WRITTEN EXERCISE: Identify and reproduce every line holding the string "title".

RECORDS SUPPLIED:

[Begin]

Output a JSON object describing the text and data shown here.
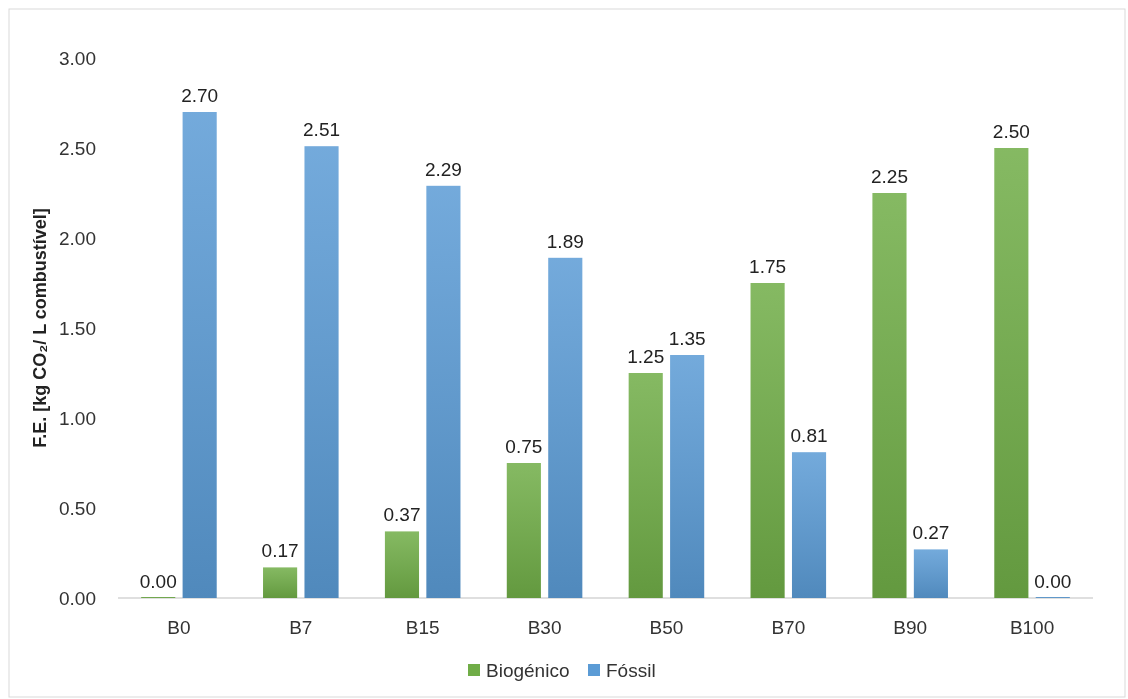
{
  "chart_data": {
    "type": "bar",
    "ylabel": "F.E. [kg CO₂/ L combustível]",
    "categories": [
      "B0",
      "B7",
      "B15",
      "B30",
      "B50",
      "B70",
      "B90",
      "B100"
    ],
    "series": [
      {
        "name": "Biogénico",
        "color": "#70ad47",
        "values": [
          0,
          0.17,
          0.37,
          0.75,
          1.25,
          1.75,
          2.25,
          2.5
        ],
        "value_labels": [
          "0.00",
          "0.17",
          "0.37",
          "0.75",
          "1.25",
          "1.75",
          "2.25",
          "2.50"
        ]
      },
      {
        "name": "Fóssil",
        "color": "#5b9bd5",
        "values": [
          2.7,
          2.51,
          2.29,
          1.89,
          1.35,
          0.81,
          0.27,
          0
        ],
        "value_labels": [
          "2.70",
          "2.51",
          "2.29",
          "1.89",
          "1.35",
          "0.81",
          "0.27",
          "0.00"
        ]
      }
    ],
    "ylim": [
      0,
      3
    ],
    "yticks": [
      {
        "value": 0,
        "label": "0.00"
      },
      {
        "value": 0.5,
        "label": "0.50"
      },
      {
        "value": 1,
        "label": "1.00"
      },
      {
        "value": 1.5,
        "label": "1.50"
      },
      {
        "value": 2,
        "label": "2.00"
      },
      {
        "value": 2.5,
        "label": "2.50"
      },
      {
        "value": 3,
        "label": "3.00"
      }
    ],
    "grid": false,
    "legend": "bottom"
  }
}
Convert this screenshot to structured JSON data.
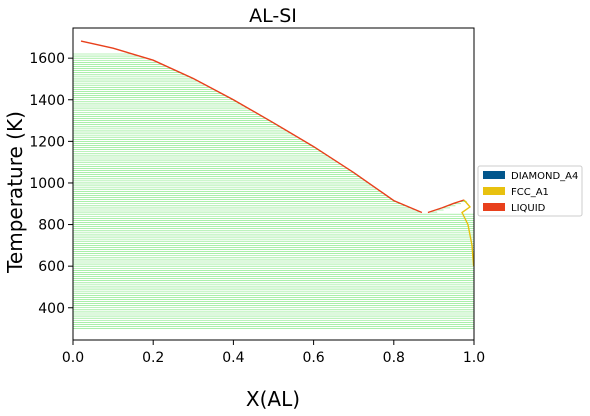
{
  "chart_data": {
    "type": "line",
    "title": "AL-SI",
    "xlabel": "X(AL)",
    "ylabel": "Temperature (K)",
    "xlim": [
      0.0,
      1.0
    ],
    "ylim": [
      245,
      1745
    ],
    "xticks": [
      0.0,
      0.2,
      0.4,
      0.6,
      0.8,
      1.0
    ],
    "xtick_labels": [
      "0.0",
      "0.2",
      "0.4",
      "0.6",
      "0.8",
      "1.0"
    ],
    "yticks": [
      400,
      600,
      800,
      1000,
      1200,
      1400,
      1600
    ],
    "ytick_labels": [
      "400",
      "600",
      "800",
      "1000",
      "1200",
      "1400",
      "1600"
    ],
    "legend": {
      "position": "right",
      "entries": [
        {
          "label": "DIAMOND_A4",
          "color": "#02568c"
        },
        {
          "label": "FCC_A1",
          "color": "#e8c10f"
        },
        {
          "label": "LIQUID",
          "color": "#e8401c"
        }
      ]
    },
    "tie_lines": {
      "color": "#78e678",
      "t_min": 300,
      "t_max": 1620,
      "t_step": 10
    },
    "series": [
      {
        "phase_boundary": "liquidus-si",
        "color": "#e8401c",
        "x": [
          0.02,
          0.1,
          0.2,
          0.3,
          0.4,
          0.5,
          0.6,
          0.7,
          0.8,
          0.87
        ],
        "y": [
          1682,
          1648,
          1590,
          1502,
          1400,
          1289,
          1175,
          1050,
          915,
          858
        ]
      },
      {
        "phase_boundary": "liquidus-al",
        "color": "#e8401c",
        "x": [
          0.885,
          0.92,
          0.95,
          0.975
        ],
        "y": [
          858,
          880,
          902,
          918
        ]
      },
      {
        "phase_boundary": "fcc-solvus",
        "color": "#e8c10f",
        "x": [
          0.975,
          0.99,
          0.97,
          0.985,
          0.995,
          0.999
        ],
        "y": [
          918,
          885,
          858,
          800,
          700,
          600
        ]
      }
    ]
  }
}
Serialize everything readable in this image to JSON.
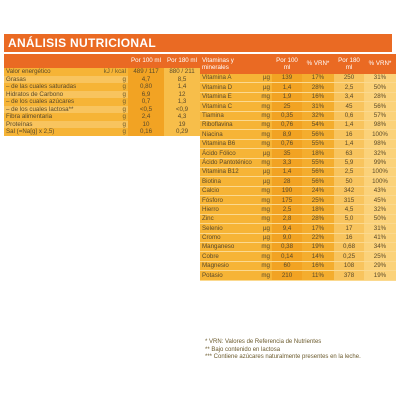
{
  "title": "ANÁLISIS NUTRICIONAL",
  "left_table": {
    "headers": [
      "",
      "",
      "Por 100 ml",
      "Por 180 ml"
    ],
    "rows": [
      {
        "name": "Valor energético",
        "unit": "kJ / kcal",
        "v100": "489 / 117",
        "v180": "880 / 211"
      },
      {
        "name": "Grasas",
        "unit": "g",
        "v100": "4,7",
        "v180": "8,5"
      },
      {
        "name": "– de las cuales saturadas",
        "unit": "g",
        "v100": "0,80",
        "v180": "1,4"
      },
      {
        "name": "Hidratos de Carbono",
        "unit": "g",
        "v100": "6,9",
        "v180": "12"
      },
      {
        "name": "– de los cuales azúcares",
        "unit": "g",
        "v100": "0,7",
        "v180": "1,3"
      },
      {
        "name": "– de los cuales lactosa**",
        "unit": "g",
        "v100": "<0,5",
        "v180": "<0,9"
      },
      {
        "name": "Fibra alimentaria",
        "unit": "g",
        "v100": "2,4",
        "v180": "4,3"
      },
      {
        "name": "Proteínas",
        "unit": "g",
        "v100": "10",
        "v180": "19"
      },
      {
        "name": "Sal (=Na[g] x 2,5)",
        "unit": "g",
        "v100": "0,16",
        "v180": "0,29"
      }
    ]
  },
  "right_table": {
    "headers": [
      "Vitaminas y minerales",
      "",
      "Por 100 ml",
      "% VRN*",
      "Por 180 ml",
      "% VRN*"
    ],
    "rows": [
      {
        "name": "Vitamina A",
        "unit": "µg",
        "v100": "139",
        "p100": "17%",
        "v180": "250",
        "p180": "31%"
      },
      {
        "name": "Vitamina D",
        "unit": "µg",
        "v100": "1,4",
        "p100": "28%",
        "v180": "2,5",
        "p180": "50%"
      },
      {
        "name": "Vitamina E",
        "unit": "mg",
        "v100": "1,9",
        "p100": "16%",
        "v180": "3,4",
        "p180": "28%"
      },
      {
        "name": "Vitamina C",
        "unit": "mg",
        "v100": "25",
        "p100": "31%",
        "v180": "45",
        "p180": "56%"
      },
      {
        "name": "Tiamina",
        "unit": "mg",
        "v100": "0,35",
        "p100": "32%",
        "v180": "0,6",
        "p180": "57%"
      },
      {
        "name": "Riboflavina",
        "unit": "mg",
        "v100": "0,76",
        "p100": "54%",
        "v180": "1,4",
        "p180": "98%"
      },
      {
        "name": "Niacina",
        "unit": "mg",
        "v100": "8,9",
        "p100": "56%",
        "v180": "16",
        "p180": "100%"
      },
      {
        "name": "Vitamina B6",
        "unit": "mg",
        "v100": "0,76",
        "p100": "55%",
        "v180": "1,4",
        "p180": "98%"
      },
      {
        "name": "Ácido Fólico",
        "unit": "µg",
        "v100": "35",
        "p100": "18%",
        "v180": "63",
        "p180": "32%"
      },
      {
        "name": "Ácido Pantoténico",
        "unit": "mg",
        "v100": "3,3",
        "p100": "55%",
        "v180": "5,9",
        "p180": "99%"
      },
      {
        "name": "Vitamina B12",
        "unit": "µg",
        "v100": "1,4",
        "p100": "56%",
        "v180": "2,5",
        "p180": "100%"
      },
      {
        "name": "Biotina",
        "unit": "µg",
        "v100": "28",
        "p100": "56%",
        "v180": "50",
        "p180": "100%"
      },
      {
        "name": "Calcio",
        "unit": "mg",
        "v100": "190",
        "p100": "24%",
        "v180": "342",
        "p180": "43%"
      },
      {
        "name": "Fósforo",
        "unit": "mg",
        "v100": "175",
        "p100": "25%",
        "v180": "315",
        "p180": "45%"
      },
      {
        "name": "Hierro",
        "unit": "mg",
        "v100": "2,5",
        "p100": "18%",
        "v180": "4,5",
        "p180": "32%"
      },
      {
        "name": "Zinc",
        "unit": "mg",
        "v100": "2,8",
        "p100": "28%",
        "v180": "5,0",
        "p180": "50%"
      },
      {
        "name": "Selenio",
        "unit": "µg",
        "v100": "9,4",
        "p100": "17%",
        "v180": "17",
        "p180": "31%"
      },
      {
        "name": "Cromo",
        "unit": "µg",
        "v100": "9,0",
        "p100": "22%",
        "v180": "16",
        "p180": "41%"
      },
      {
        "name": "Manganeso",
        "unit": "mg",
        "v100": "0,38",
        "p100": "19%",
        "v180": "0,68",
        "p180": "34%"
      },
      {
        "name": "Cobre",
        "unit": "mg",
        "v100": "0,14",
        "p100": "14%",
        "v180": "0,25",
        "p180": "25%"
      },
      {
        "name": "Magnesio",
        "unit": "mg",
        "v100": "60",
        "p100": "16%",
        "v180": "108",
        "p180": "29%"
      },
      {
        "name": "Potasio",
        "unit": "mg",
        "v100": "210",
        "p100": "11%",
        "v180": "378",
        "p180": "19%"
      }
    ]
  },
  "notes": [
    "* VRN: Valores de Referencia de Nutrientes",
    "** Bajo contenido en lactosa",
    "*** Contiene azúcares naturalmente presentes en la leche."
  ],
  "colors": {
    "accent": "#ea6a23",
    "cell": "#f6b436",
    "cell_light": "#f8c45e"
  }
}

[End]

WORKED ANSWER:
    "title": "AL-SI",
  "title": "ANÁLISIS NUTRICIONAL",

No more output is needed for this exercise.